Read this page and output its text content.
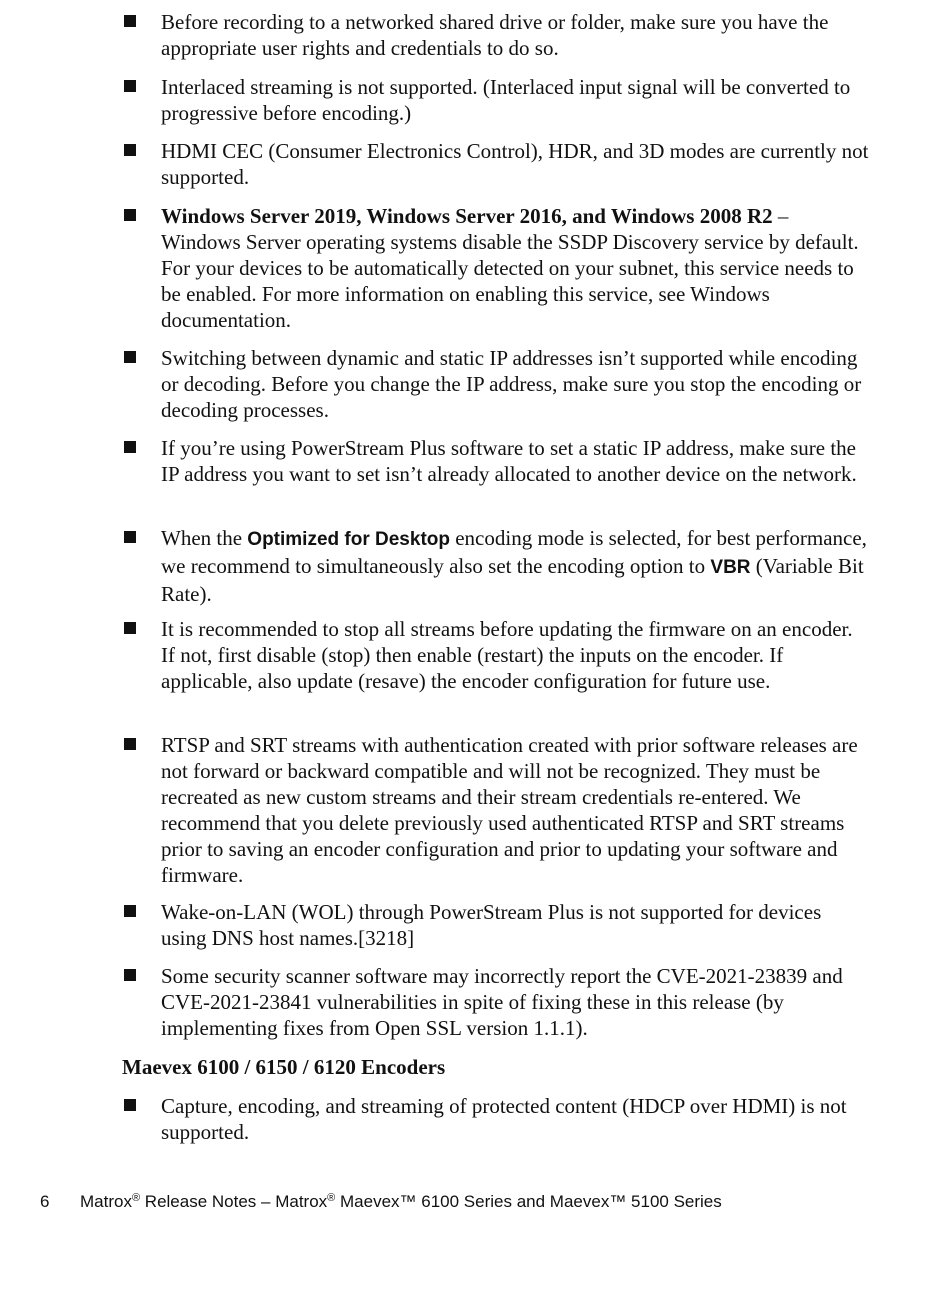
Before recording to a networked shared drive or folder, make sure you have the appropriate user rights and credentials to do so.

Interlaced streaming is not supported. (Interlaced input signal will be converted to progressive before encoding.)

HDMI CEC (Consumer Electronics Control), HDR, and 3D modes are currently not supported.

Windows Server 2019, Windows Server 2016, and Windows 2008 R2 – Windows Server operating systems disable the SSDP Discovery service by default. For your devices to be automatically detected on your subnet, this service needs to be enabled. For more information on enabling this service, see Windows documentation.

Switching between dynamic and static IP addresses isn’t supported while encoding or decoding. Before you change the IP address, make sure you stop the encoding or decoding processes.

If you’re using PowerStream Plus software to set a static IP address, make sure the IP address you want to set isn’t already allocated to another device on the network.

When the Optimized for Desktop encoding mode is selected, for best performance, we recommend to simultaneously also set the encoding option to VBR (Variable Bit Rate).

It is recommended to stop all streams before updating the firmware on an encoder. If not, first disable (stop) then enable (restart) the inputs on the encoder. If applicable, also update (resave) the encoder configuration for future use.

RTSP and SRT streams with authentication created with prior software releases are not forward or backward compatible and will not be recognized. They must be recreated as new custom streams and their stream credentials re-entered. We recommend that you delete previously used authenticated RTSP and SRT streams prior to saving an encoder configuration and prior to updating your software and firmware.

Wake-on-LAN (WOL) through PowerStream Plus is not supported for devices using DNS host names.[3218]

Some security scanner software may incorrectly report the CVE-2021-23839 and CVE-2021-23841 vulnerabilities in spite of fixing these in this release (by implementing fixes from Open SSL version 1.1.1).

Maevex 6100 / 6150 / 6120 Encoders

Capture, encoding, and streaming of protected content (HDCP over HDMI) is not supported.

6 Matrox® Release Notes – Matrox® Maevex™ 6100 Series and Maevex™ 5100 Series
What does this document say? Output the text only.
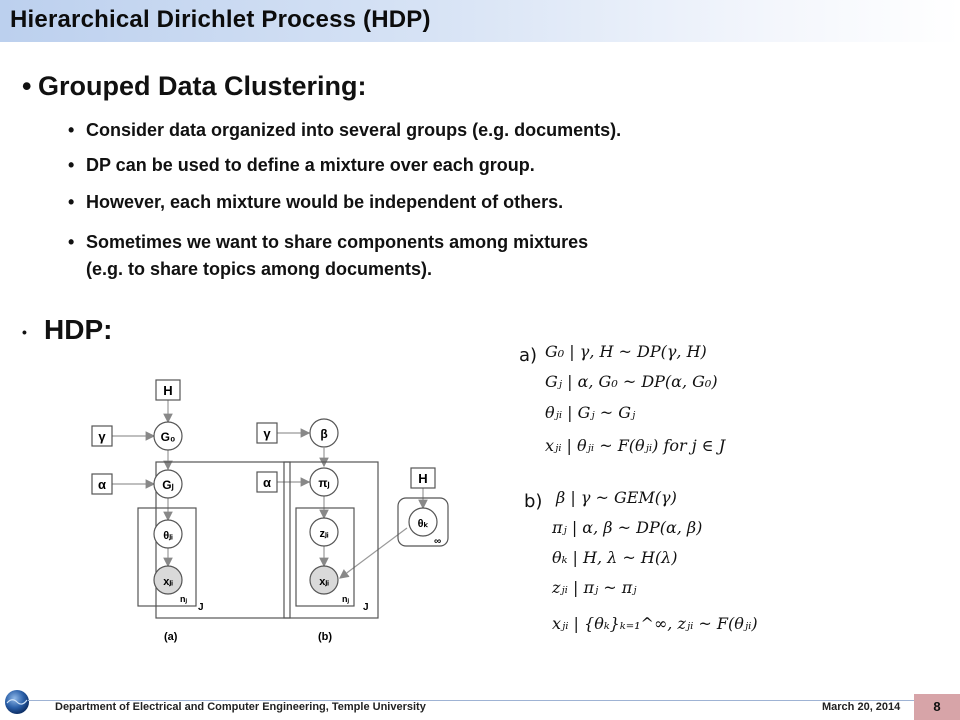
Hierarchical Dirichlet Process (HDP)
• Grouped Data Clustering:
• Consider data organized into several groups (e.g. documents).
• DP can be used to define a mixture over each group.
• However, each mixture would be independent of others.
• Sometimes we want to share components among mixtures
(e.g. to share topics among documents).
• HDP:
H
γ	G₀
α	Gⱼ
θⱼᵢ
xⱼᵢ
nⱼ
J
(a)
γ	β
α	πⱼ	H
zⱼᵢ
xⱼᵢ
θₖ
∞
nⱼ
J
(b)
a) G₀ | γ, H ~ DP(γ, H)
Gⱼ | α, G₀ ~ DP(α, G₀)
θⱼᵢ | Gⱼ ~ Gⱼ
xⱼᵢ | θⱼᵢ ~ F(θⱼᵢ) for j ∈ J
b) β | γ ~ GEM(γ)
πⱼ | α, β ~ DP(α, β)
θₖ | H, λ ~ H(λ)
zⱼᵢ | πⱼ ~ πⱼ
xⱼᵢ | {θₖ}ₖ₌₁^∞, zⱼᵢ ~ F(θⱼᵢ)
Department of Electrical and Computer Engineering, Temple University	March 20, 2014	8
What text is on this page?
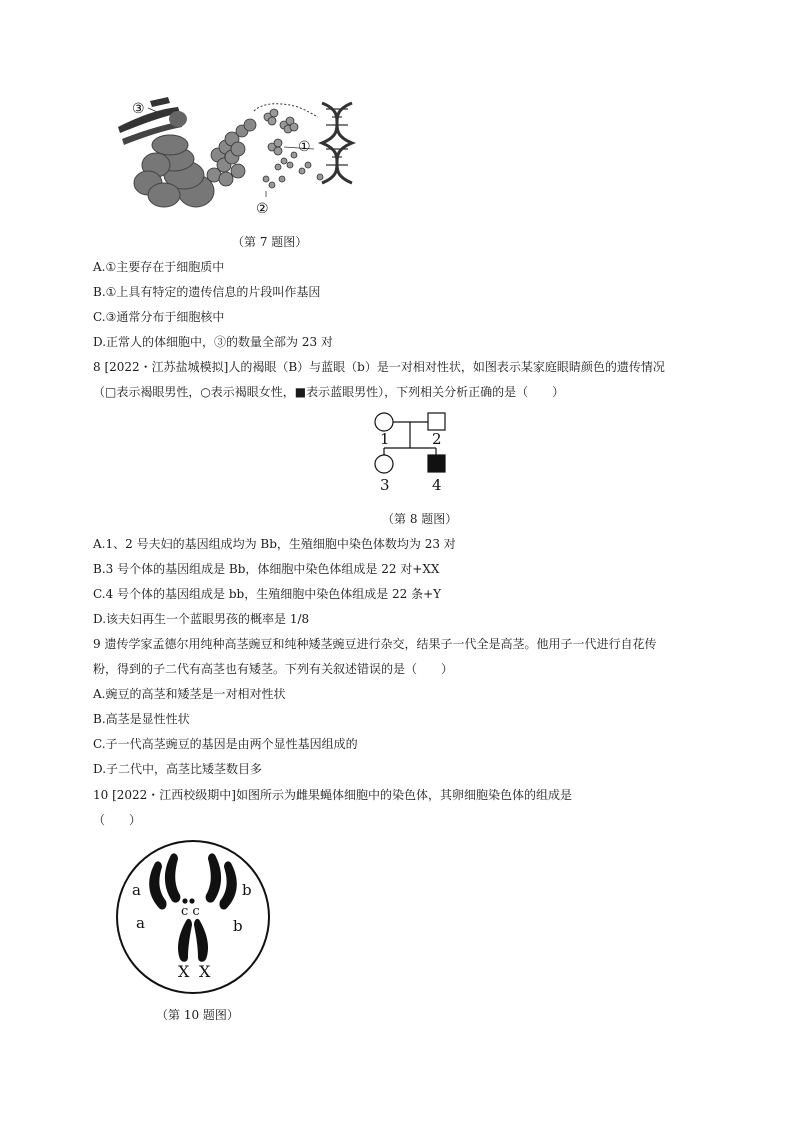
③
①
②
（第 7 题图）
A.①主要存在于细胞质中
B.①上具有特定的遗传信息的片段叫作基因
C.③通常分布于细胞核中
D.正常人的体细胞中，③的数量全部为 23 对
8 [2022・江苏盐城模拟]人的褐眼（B）与蓝眼（b）是一对相对性状，如图表示某家庭眼睛颜色的遗传情况
（□表示褐眼男性，○表示褐眼女性，■表示蓝眼男性），下列相关分析正确的是（　　）
1	2
3	4
（第 8 题图）
A.1、2 号夫妇的基因组成均为 Bb，生殖细胞中染色体数均为 23 对
B.3 号个体的基因组成是 Bb，体细胞中染色体组成是 22 对+XX
C.4 号个体的基因组成是 bb，生殖细胞中染色体组成是 22 条+Y
D.该夫妇再生一个蓝眼男孩的概率是 1/8
9 遗传学家孟德尔用纯种高茎豌豆和纯种矮茎豌豆进行杂交，结果子一代全是高茎。他用子一代进行自花传
粉，得到的子二代有高茎也有矮茎。下列有关叙述错误的是（　　）
A.豌豆的高茎和矮茎是一对相对性状
B.高茎是显性性状
C.子一代高茎豌豆的基因是由两个显性基因组成的
D.子二代中，高茎比矮茎数目多
10 [2022・江西校级期中]如图所示为雌果蝇体细胞中的染色体，其卵细胞染色体的组成是
（　　）
a
a
b
b
c c
X X
（第 10 题图）
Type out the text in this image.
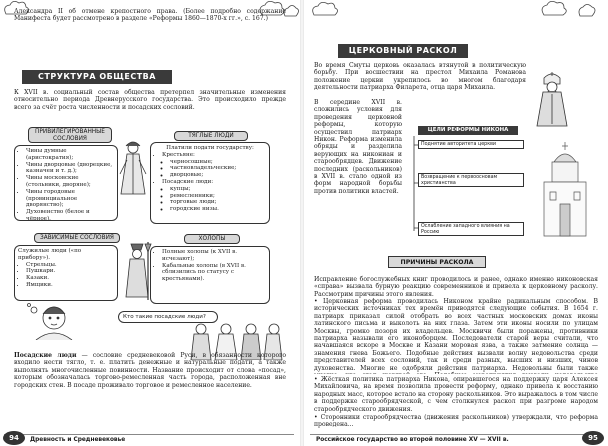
Александра II об отмене крепостного права. (Более подробно содержание Манифеста будет рассмотрено в разделе «Реформы 1860—1870-х гг.», с. 167.)

СТРУКТУРА ОБЩЕСТВА

К XVII в. социальный состав общества претерпел значительные изменения относительно периода Древнерусского государства. Это происходило прежде всего за счёт роста численности и посадских сословий.

ПРИВИЛЕГИРОВАННЫЕ СОСЛОВИЯ
• Чины думные (аристократия);
• Чины дворцовые (дворецкие, казначеи и т. д.);
• Чины московские (стольники, дворяне);
• Чины городовые (провинциальное дворянство);
• Духовенство (белое и чёрное).
ТЯГЛЫЕ ЛЮДИ
Платили подати государству:
• Крестьяне:
◦ черносошные;
◦ частновладельческие;
◦ дворцовые;
• Посадские люди:
◦ купцы;
◦ ремесленники;
◦ торговые люди;
◦ городские низы.
ЗАВИСИМЫЕ СОСЛОВИЯ
Служилые люди («по прибору»).
• Стрельцы.
• Пушкари.
• Казаки.
• Ямщики.
ХОЛОПЫ
• Полные холопы (к XVII в. исчезают);
• Кабальные холопы (в XVII в. сблизились по статусу с крестьянами).
Кто такие посадские люди?

Посадские люди — сословие средневековой Руси, в обязанности которого входило нести тягло, т. е. платить денежные и натуральные подати, а также выполнять многочисленные повинности. Название происходит от слова «посад», которым обозначалась торгово-ремесленная часть города, расположенная вне городских стен. В посаде проживало торговое и ремесленное население.

94	Древность и Средневековье
ЦЕРКОВНЫЙ РАСКОЛ

Во время Смуты церковь оказалась втянутой в политическую борьбу. При восшествии на престол Михаила Романова положение церкви укрепилось во многом благодаря деятельности патриарха Филарета, отца царя Михаила.

В середине XVII в. сложились условия для проведения церковной реформы, которую осуществил патриарх Никон. Реформа изменила обряды и разделила верующих на никониан и старообрядцев. Движение последних (раскольников) в XVII в. стало одной из форм народной борьбы против политики властей.

ЦЕЛИ РЕФОРМЫ НИКОНА
Поднятие авторитета церкви
Возвращение к первоосновам христианства
Ослабление западного влияния на Россию
ПРИЧИНЫ РАСКОЛА

Исправление богослужебных книг проводилось и ранее, однако именно никоновская «справа» вызвала бурную реакцию современников и привела к церковному расколу. Рассмотрим причины этого явления.

• Церковная реформа проводилась Никоном крайне радикальным способом. В исторических источниках тех времён приводятся следующие события. В 1654 г. патриарх приказал силой отобрать во всех частных московских домах иконы латинского письма и выколоть на них глаза. Затем эти иконы носили по улицам Москвы, громко позоря их владельцев. Москвичи были поражены, противники патриарха называли его иконоборцем. Последователи старой веры считали, что начавшаяся вскоре в Москве и Казани моровая язва, а также затмение солнца — знамения гнева Божьего. Подобные действия вызвали волну недовольства среди представителей всех сословий, так и среди разных, высших и низших, чинов духовенства. Многие не одобряли действия патриарха. Недовольны были также

• Жёсткая политика патриарха Никона, опиравшегося на поддержку царя Алексея Михайловича, на время позволила провести реформу, однако привела к восстанию народных масс, которое встало на сторону раскольников. Это выражалось в том числе в поддержке старообрядческой, с чем столкнулся раскол при разгроме народом старообрядческого движения.

• Сторонники старообрядчества (движения раскольников) утверждали, что реформа проведена...

Российское государство во второй половине XV — XVII в.	95
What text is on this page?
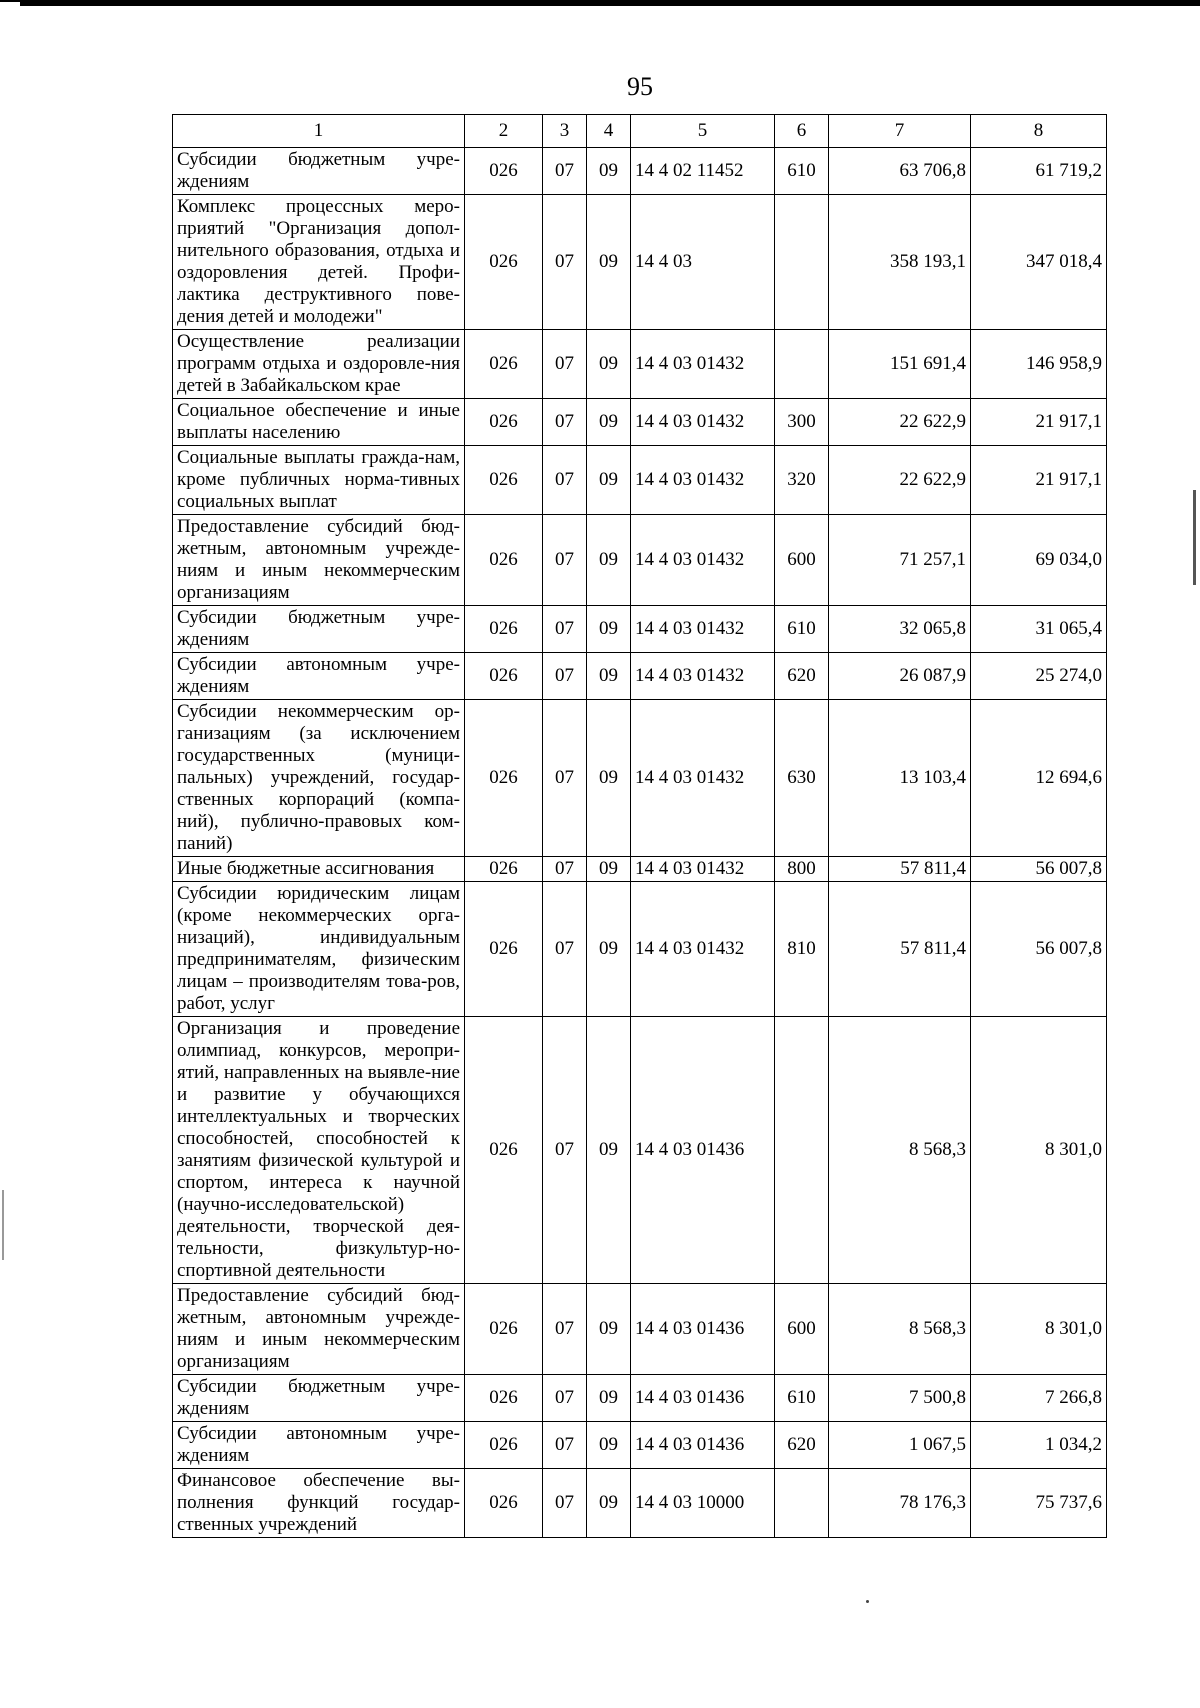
95
1	2	3	4	5	6	7	8
Субсидии бюджетным учре-ждениям	026	07	09	14 4 02 11452	610	63 706,8	61 719,2
Комплекс процессных меро-приятий "Организация допол-нительного образования, отдыха и оздоровления детей. Профи-лактика деструктивного пове-дения детей и молодежи"	026	07	09	14 4 03		358 193,1	347 018,4
Осуществление реализации программ отдыха и оздоровле-ния детей в Забайкальском крае	026	07	09	14 4 03 01432		151 691,4	146 958,9
Социальное обеспечение и иные выплаты населению	026	07	09	14 4 03 01432	300	22 622,9	21 917,1
Социальные выплаты гражда-нам, кроме публичных норма-тивных социальных выплат	026	07	09	14 4 03 01432	320	22 622,9	21 917,1
Предоставление субсидий бюд-жетным, автономным учрежде-ниям и иным некоммерческим организациям	026	07	09	14 4 03 01432	600	71 257,1	69 034,0
Субсидии бюджетным учре-ждениям	026	07	09	14 4 03 01432	610	32 065,8	31 065,4
Субсидии автономным учре-ждениям	026	07	09	14 4 03 01432	620	26 087,9	25 274,0
Субсидии некоммерческим ор-ганизациям (за исключением государственных (муници-пальных) учреждений, государ-ственных корпораций (компа-ний), публично-правовых ком-паний)	026	07	09	14 4 03 01432	630	13 103,4	12 694,6
Иные бюджетные ассигнования	026	07	09	14 4 03 01432	800	57 811,4	56 007,8
Субсидии юридическим лицам (кроме некоммерческих орга-низаций), индивидуальным предпринимателям, физическим лицам – производителям това-ров, работ, услуг	026	07	09	14 4 03 01432	810	57 811,4	56 007,8
Организация и проведение олимпиад, конкурсов, меропри-ятий, направленных на выявле-ние и развитие у обучающихся интеллектуальных и творческих способностей, способностей к занятиям физической культурой и спортом, интереса к научной (научно-исследовательской) деятельности, творческой дея-тельности, физкультур-но-спортивной деятельности	026	07	09	14 4 03 01436		8 568,3	8 301,0
Предоставление субсидий бюд-жетным, автономным учрежде-ниям и иным некоммерческим организациям	026	07	09	14 4 03 01436	600	8 568,3	8 301,0
Субсидии бюджетным учре-ждениям	026	07	09	14 4 03 01436	610	7 500,8	7 266,8
Субсидии автономным учре-ждениям	026	07	09	14 4 03 01436	620	1 067,5	1 034,2
Финансовое обеспечение вы-полнения функций государ-ственных учреждений	026	07	09	14 4 03 10000		78 176,3	75 737,6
====================
_INSTRUCTIONS TO FOLLOW_.
In the records above, how many lines contain the string "выплаты"? State that number only.

_COMPLETED TASK_.
2